EXERCISE GOAL
Show only lines that include "volume".

(Records from a data source)
-- start --
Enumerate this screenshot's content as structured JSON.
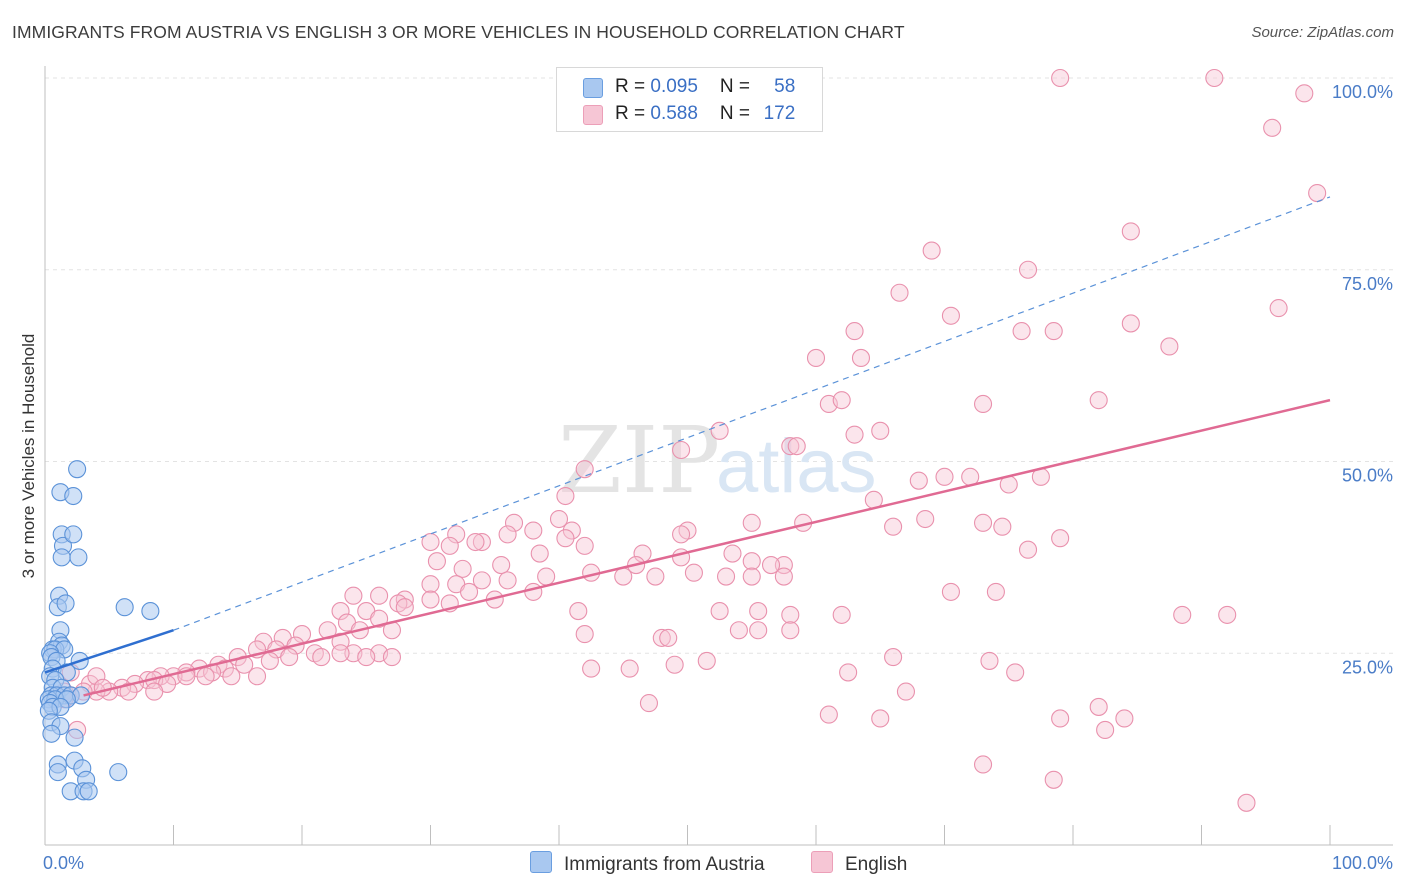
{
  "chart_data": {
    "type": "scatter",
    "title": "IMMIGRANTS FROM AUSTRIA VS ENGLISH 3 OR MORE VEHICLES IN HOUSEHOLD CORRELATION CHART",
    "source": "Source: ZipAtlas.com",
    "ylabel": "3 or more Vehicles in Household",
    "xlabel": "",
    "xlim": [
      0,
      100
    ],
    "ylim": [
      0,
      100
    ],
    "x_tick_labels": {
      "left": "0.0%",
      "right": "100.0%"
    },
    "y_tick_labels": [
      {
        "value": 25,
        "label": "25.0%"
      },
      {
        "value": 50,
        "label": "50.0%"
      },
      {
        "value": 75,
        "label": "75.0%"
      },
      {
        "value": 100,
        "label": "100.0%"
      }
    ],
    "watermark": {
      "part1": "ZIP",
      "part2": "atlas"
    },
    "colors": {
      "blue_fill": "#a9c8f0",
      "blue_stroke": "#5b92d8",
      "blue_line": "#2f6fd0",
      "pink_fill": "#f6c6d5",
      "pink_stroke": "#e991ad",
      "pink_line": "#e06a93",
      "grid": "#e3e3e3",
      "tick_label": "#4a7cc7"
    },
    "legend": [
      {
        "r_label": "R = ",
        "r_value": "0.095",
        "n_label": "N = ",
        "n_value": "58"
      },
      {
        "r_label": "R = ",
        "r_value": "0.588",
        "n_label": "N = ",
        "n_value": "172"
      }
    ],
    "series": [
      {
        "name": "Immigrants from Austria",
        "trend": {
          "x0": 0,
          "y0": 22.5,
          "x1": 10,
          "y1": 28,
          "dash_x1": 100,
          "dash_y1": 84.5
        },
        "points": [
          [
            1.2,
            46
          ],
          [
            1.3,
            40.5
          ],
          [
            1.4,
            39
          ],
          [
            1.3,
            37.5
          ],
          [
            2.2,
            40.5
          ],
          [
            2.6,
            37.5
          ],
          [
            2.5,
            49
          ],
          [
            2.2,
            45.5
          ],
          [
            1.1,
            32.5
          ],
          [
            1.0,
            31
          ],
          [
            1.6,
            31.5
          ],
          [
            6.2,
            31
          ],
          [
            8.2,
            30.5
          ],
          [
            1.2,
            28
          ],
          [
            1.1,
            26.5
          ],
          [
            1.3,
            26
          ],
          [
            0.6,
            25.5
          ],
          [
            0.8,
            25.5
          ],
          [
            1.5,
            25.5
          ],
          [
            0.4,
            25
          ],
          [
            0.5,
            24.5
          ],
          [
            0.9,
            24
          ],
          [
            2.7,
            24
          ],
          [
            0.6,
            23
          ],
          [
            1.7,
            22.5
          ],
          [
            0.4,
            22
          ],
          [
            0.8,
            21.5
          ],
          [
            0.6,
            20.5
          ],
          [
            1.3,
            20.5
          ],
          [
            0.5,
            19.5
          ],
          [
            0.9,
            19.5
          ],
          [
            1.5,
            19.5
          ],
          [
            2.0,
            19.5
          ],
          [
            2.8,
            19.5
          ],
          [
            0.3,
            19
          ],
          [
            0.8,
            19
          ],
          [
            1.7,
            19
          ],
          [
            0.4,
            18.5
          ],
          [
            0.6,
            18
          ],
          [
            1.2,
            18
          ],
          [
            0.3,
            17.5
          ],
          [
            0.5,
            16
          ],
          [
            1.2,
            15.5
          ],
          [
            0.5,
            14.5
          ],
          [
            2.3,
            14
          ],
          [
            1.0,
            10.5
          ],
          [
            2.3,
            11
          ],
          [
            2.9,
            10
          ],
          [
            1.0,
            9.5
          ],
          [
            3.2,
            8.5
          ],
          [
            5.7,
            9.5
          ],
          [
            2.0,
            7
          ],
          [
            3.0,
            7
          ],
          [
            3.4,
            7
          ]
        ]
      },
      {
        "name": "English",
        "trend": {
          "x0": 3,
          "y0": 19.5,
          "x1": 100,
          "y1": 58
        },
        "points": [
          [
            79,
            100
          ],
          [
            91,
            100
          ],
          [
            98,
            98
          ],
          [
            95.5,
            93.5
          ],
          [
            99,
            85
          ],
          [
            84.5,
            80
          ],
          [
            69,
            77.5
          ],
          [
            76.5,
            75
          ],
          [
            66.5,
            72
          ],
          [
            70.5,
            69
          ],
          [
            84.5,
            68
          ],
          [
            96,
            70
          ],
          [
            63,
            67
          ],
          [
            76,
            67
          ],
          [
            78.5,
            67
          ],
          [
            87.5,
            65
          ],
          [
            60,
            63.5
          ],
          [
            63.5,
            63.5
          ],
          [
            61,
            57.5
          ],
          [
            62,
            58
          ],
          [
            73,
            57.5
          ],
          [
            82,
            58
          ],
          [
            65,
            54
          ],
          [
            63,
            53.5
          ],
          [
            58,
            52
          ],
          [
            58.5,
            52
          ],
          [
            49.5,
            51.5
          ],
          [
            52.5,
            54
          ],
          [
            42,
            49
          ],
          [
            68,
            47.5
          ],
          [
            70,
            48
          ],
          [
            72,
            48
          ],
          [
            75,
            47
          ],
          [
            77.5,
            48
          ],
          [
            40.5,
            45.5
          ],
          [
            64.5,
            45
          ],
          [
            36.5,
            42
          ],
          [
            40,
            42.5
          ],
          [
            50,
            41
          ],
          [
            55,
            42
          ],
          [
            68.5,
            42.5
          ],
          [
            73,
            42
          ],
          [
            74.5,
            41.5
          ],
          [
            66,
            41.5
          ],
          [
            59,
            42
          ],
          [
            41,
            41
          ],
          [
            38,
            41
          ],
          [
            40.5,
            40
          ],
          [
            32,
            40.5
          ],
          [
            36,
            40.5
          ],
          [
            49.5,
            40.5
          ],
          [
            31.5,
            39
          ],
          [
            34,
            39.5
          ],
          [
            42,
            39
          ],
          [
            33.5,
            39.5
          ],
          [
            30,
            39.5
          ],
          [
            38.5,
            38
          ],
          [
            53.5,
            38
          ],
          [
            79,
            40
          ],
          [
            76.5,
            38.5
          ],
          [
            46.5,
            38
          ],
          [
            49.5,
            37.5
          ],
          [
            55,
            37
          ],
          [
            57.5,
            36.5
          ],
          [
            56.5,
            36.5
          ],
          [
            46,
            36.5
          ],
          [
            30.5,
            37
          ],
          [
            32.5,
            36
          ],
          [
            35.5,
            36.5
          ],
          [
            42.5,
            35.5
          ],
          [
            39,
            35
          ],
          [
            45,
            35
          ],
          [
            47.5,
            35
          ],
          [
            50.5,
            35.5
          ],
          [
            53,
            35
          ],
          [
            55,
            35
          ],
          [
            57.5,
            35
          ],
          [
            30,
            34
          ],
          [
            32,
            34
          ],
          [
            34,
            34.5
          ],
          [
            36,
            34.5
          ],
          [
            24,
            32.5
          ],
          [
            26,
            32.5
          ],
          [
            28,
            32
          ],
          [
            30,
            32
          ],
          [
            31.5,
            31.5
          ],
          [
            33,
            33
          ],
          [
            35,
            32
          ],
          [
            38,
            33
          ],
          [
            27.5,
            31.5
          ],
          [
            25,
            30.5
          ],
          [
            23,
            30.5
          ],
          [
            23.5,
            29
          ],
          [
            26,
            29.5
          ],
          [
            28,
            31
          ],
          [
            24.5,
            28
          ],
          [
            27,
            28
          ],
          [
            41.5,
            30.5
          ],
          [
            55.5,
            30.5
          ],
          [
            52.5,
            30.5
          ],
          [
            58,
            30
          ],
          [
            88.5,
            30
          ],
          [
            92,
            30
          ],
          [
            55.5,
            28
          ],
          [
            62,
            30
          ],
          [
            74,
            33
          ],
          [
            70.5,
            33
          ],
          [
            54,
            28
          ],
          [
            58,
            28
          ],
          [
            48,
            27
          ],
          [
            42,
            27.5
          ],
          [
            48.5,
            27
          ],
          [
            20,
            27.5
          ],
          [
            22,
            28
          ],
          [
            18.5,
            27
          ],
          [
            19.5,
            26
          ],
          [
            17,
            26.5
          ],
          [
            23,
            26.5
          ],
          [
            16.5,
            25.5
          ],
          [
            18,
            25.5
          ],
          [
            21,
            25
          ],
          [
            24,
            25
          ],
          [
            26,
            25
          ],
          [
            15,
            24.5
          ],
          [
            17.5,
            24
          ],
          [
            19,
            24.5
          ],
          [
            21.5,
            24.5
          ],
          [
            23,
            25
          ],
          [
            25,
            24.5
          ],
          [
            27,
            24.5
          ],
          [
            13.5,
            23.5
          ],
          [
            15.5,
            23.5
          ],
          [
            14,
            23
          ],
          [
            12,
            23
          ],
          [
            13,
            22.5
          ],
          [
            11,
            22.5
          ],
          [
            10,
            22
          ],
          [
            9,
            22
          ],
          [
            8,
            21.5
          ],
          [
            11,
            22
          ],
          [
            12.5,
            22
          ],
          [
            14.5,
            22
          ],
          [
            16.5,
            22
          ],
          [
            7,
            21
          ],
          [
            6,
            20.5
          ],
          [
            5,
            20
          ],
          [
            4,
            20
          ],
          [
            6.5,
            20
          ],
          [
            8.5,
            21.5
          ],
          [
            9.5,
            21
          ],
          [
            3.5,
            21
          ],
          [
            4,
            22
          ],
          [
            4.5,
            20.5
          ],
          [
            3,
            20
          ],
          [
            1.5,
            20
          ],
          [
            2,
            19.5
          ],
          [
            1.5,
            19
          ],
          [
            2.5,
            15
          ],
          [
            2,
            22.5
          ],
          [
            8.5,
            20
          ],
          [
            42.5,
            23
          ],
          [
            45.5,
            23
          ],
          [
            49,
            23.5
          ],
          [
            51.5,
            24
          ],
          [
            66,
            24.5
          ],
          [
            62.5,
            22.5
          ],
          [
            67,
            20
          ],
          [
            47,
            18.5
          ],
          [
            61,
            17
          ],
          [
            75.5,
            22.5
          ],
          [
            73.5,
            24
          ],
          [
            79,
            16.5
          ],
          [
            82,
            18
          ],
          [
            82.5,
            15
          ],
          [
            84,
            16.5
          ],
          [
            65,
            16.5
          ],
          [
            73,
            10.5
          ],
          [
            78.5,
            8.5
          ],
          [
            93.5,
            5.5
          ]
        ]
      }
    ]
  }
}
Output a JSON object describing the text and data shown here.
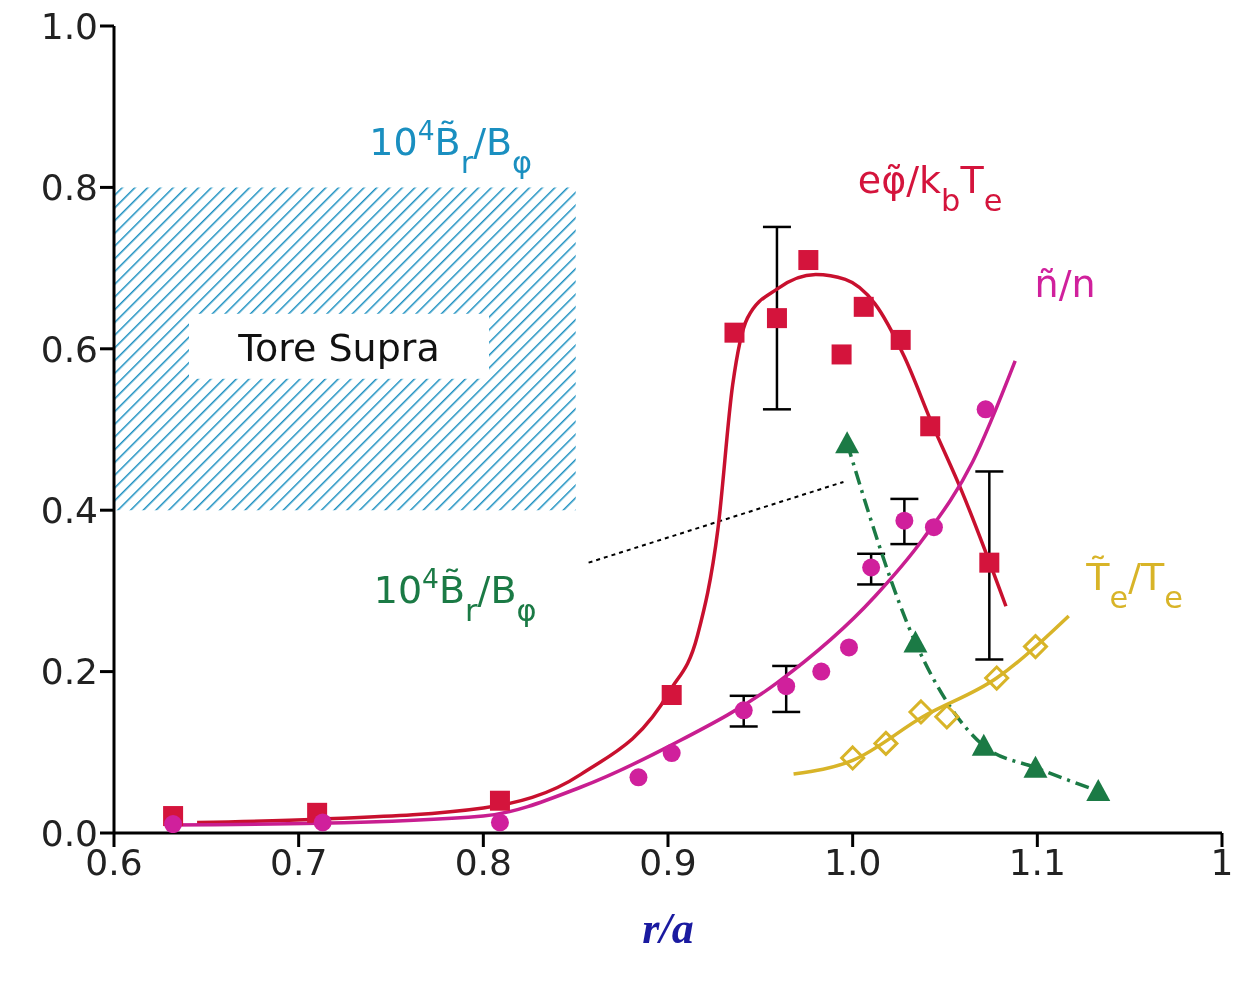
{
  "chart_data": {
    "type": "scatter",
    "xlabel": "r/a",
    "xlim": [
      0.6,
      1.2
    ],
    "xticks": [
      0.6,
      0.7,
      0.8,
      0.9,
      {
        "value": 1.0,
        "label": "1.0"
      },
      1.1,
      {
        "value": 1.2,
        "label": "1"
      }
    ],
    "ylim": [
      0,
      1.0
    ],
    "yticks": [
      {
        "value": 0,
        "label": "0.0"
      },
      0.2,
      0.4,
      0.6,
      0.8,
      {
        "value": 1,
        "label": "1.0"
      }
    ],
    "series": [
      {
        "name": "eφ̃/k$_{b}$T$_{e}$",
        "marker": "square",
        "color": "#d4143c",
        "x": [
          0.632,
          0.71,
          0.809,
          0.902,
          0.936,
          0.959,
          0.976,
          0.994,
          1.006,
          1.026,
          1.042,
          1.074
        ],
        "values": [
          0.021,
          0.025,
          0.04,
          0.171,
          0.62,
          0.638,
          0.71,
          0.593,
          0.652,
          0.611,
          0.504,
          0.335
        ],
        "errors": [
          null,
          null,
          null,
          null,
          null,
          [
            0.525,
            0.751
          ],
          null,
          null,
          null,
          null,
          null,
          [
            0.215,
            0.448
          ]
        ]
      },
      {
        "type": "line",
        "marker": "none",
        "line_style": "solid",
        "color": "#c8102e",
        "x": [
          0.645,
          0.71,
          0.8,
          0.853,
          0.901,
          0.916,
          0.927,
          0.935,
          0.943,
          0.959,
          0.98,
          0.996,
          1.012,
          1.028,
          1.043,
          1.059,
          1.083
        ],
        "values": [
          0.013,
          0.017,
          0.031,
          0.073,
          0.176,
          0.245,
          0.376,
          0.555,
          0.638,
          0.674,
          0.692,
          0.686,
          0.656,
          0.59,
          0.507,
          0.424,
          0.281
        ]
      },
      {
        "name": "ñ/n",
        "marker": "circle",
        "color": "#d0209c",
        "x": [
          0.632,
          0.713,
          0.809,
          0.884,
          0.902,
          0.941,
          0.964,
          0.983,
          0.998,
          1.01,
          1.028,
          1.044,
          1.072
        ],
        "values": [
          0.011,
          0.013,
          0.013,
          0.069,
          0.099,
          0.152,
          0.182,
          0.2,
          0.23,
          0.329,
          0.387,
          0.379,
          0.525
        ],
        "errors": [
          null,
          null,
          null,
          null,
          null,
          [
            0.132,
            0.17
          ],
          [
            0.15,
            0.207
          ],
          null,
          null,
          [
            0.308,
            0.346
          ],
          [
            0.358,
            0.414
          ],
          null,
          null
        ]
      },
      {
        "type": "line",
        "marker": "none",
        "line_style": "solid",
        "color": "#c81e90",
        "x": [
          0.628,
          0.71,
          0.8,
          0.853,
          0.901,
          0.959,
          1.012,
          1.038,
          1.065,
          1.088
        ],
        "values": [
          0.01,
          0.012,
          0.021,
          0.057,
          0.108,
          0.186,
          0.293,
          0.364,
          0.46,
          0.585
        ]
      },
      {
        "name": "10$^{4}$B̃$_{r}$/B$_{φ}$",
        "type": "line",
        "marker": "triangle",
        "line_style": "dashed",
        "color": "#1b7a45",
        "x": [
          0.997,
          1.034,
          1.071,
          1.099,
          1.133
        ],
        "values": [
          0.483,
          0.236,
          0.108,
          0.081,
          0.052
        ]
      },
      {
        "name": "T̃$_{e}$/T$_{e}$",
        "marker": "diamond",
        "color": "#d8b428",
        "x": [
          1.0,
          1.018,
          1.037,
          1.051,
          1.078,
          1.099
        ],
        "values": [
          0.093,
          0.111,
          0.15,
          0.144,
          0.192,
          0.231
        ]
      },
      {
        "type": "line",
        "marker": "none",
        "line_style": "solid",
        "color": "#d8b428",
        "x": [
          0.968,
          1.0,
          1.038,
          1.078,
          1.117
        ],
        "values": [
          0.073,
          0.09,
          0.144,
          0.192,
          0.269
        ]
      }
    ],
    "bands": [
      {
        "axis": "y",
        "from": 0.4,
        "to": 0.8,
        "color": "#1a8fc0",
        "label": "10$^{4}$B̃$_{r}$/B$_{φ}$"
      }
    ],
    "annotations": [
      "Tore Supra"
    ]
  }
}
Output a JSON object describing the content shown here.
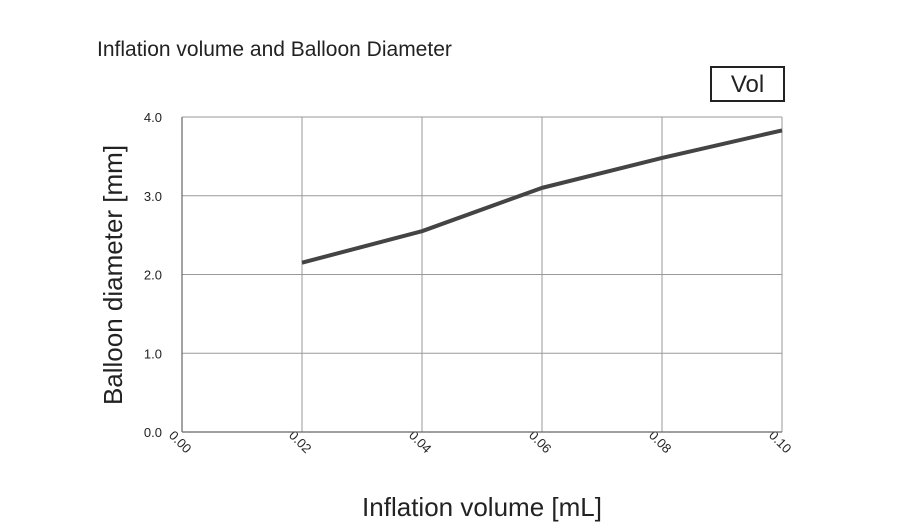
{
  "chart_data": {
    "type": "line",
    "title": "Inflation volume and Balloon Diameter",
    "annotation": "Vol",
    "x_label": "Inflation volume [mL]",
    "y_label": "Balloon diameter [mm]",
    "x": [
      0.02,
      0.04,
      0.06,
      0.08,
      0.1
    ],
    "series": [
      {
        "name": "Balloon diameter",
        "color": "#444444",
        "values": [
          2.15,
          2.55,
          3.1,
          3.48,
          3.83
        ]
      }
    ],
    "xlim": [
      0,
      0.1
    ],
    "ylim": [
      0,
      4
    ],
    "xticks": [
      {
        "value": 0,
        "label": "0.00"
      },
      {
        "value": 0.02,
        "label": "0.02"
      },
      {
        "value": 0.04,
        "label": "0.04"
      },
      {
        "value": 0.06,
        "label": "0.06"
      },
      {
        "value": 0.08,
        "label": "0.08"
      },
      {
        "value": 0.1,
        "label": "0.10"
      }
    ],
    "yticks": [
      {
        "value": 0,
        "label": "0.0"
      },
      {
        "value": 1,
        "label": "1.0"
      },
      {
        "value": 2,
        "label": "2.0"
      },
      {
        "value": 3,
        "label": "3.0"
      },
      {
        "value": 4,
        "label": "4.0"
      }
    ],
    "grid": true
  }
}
-- end --
SOLUTION FOR THIS PROBLEM
    "title": "Inflation volume and Balloon Diameter",
    "x_label": "Inflation volume [mL]",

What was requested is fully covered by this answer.